(REQUIRED WORK):
Extract every line from the records below that contains the word "text".

****************************************

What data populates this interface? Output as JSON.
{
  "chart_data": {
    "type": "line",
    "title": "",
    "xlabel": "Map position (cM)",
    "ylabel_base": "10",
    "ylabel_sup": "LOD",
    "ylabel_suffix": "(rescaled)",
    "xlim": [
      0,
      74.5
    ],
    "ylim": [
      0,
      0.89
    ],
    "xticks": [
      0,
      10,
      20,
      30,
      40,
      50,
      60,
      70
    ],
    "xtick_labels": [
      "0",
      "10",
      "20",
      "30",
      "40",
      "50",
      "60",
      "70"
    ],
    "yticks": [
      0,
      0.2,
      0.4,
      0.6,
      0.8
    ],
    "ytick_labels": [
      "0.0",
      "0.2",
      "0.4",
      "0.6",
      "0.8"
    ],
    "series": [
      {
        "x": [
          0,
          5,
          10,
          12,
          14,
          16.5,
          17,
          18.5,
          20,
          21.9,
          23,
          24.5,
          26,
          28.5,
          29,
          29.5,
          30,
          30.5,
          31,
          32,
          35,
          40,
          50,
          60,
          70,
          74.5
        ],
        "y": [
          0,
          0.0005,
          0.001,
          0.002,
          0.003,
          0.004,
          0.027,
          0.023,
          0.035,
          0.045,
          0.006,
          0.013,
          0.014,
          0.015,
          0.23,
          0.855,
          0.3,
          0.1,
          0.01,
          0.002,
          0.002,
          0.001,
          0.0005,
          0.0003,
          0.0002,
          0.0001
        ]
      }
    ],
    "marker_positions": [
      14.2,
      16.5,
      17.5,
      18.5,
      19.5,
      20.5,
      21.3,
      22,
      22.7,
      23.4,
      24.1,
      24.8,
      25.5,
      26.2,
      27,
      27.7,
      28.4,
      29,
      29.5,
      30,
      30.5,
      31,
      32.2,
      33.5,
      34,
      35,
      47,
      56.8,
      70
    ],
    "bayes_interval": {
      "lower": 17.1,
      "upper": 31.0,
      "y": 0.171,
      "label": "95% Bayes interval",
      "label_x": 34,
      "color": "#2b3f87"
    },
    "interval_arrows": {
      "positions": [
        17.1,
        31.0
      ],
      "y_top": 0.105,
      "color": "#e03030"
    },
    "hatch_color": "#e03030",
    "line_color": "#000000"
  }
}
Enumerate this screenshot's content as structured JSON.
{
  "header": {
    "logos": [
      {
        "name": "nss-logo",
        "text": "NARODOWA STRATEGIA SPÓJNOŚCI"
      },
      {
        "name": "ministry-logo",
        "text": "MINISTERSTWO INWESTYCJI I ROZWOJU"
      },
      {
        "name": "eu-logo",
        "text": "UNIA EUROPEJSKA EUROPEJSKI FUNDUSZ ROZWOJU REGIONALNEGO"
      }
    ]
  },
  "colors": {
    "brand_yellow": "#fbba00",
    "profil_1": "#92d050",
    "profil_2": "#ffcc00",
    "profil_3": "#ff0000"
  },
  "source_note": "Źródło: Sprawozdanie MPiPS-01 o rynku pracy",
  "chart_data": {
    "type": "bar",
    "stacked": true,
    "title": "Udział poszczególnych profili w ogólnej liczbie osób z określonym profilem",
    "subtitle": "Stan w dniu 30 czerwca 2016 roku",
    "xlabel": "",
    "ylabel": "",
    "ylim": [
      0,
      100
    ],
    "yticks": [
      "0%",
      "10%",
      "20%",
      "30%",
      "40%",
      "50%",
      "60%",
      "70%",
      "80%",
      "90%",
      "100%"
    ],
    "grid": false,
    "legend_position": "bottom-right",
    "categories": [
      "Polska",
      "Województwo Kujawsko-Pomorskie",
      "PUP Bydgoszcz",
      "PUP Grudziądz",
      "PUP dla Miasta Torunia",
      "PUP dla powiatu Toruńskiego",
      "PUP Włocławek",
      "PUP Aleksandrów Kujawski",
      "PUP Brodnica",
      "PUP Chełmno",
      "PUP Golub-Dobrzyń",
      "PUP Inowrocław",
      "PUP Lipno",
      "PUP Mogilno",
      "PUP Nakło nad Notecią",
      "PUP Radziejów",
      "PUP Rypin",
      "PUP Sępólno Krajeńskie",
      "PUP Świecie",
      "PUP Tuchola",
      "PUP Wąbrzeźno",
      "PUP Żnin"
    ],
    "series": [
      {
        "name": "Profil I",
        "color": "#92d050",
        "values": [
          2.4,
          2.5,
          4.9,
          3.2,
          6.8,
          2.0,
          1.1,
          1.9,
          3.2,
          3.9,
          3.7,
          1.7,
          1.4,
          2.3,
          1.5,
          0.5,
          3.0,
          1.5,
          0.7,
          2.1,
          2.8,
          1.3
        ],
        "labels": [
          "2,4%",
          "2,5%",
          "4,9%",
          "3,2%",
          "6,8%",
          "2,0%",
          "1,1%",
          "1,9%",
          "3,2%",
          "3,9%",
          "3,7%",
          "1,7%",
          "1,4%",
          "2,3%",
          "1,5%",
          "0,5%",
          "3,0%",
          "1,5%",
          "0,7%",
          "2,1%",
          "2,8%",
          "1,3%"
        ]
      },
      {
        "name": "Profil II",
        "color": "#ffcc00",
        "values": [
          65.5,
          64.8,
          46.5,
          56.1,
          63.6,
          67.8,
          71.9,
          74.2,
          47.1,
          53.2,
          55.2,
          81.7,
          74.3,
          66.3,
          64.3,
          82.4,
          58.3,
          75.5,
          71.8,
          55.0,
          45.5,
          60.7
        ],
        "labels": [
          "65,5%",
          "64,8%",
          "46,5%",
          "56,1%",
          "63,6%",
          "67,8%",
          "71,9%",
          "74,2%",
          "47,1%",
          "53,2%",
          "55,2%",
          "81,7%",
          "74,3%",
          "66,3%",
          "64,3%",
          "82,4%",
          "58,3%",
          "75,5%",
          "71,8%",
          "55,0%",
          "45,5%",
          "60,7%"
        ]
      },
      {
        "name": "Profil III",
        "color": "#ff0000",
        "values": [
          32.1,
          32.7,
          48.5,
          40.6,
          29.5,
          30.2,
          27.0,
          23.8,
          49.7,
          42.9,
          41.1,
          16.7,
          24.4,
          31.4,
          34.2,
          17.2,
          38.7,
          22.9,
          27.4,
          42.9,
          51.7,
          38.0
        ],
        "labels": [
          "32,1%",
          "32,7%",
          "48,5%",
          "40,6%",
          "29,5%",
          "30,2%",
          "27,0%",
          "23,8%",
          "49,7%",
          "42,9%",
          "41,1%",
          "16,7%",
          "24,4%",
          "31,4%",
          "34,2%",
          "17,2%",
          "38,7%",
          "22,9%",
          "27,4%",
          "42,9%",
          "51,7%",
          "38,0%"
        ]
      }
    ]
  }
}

****************************************

(FULL ANSWER):
        "text": "NARODOWA STRATEGIA SPÓJNOŚCI"
        "text": "MINISTERSTWO INWESTYCJI I ROZWOJU"
        "text": "UNIA EUROPEJSKA EUROPEJSKI FUNDUSZ ROZWOJU REGIONALNEGO"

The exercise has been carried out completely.